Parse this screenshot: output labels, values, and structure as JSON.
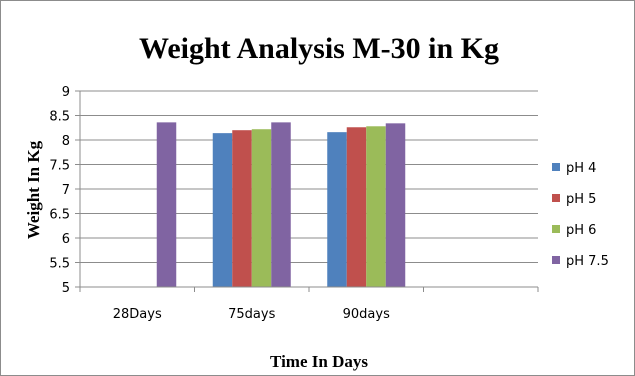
{
  "chart_data": {
    "type": "bar",
    "title": "Weight Analysis M-30 in Kg",
    "xlabel": "Time In Days",
    "ylabel": "Weight In Kg",
    "categories": [
      "28Days",
      "75days",
      "90days",
      ""
    ],
    "ylim": [
      5,
      9
    ],
    "yticks": [
      "5",
      "5.5",
      "6",
      "6.5",
      "7",
      "7.5",
      "8",
      "8.5",
      "9"
    ],
    "grid": true,
    "legend_position": "right",
    "series": [
      {
        "name": "pH 4",
        "color": "#4f81bd",
        "values": [
          null,
          8.14,
          8.16,
          null
        ]
      },
      {
        "name": "pH 5",
        "color": "#c0504d",
        "values": [
          null,
          8.2,
          8.26,
          null
        ]
      },
      {
        "name": "pH 6",
        "color": "#9bbb59",
        "values": [
          null,
          8.22,
          8.28,
          null
        ]
      },
      {
        "name": "pH 7.5",
        "color": "#8064a2",
        "values": [
          8.36,
          8.36,
          8.34,
          null
        ]
      }
    ]
  }
}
══════════
Take every line above carrying "color" and return it.

→ **Task solution**
        "color": "#4f81bd",
        "color": "#c0504d",
        "color": "#9bbb59",
        "color": "#8064a2",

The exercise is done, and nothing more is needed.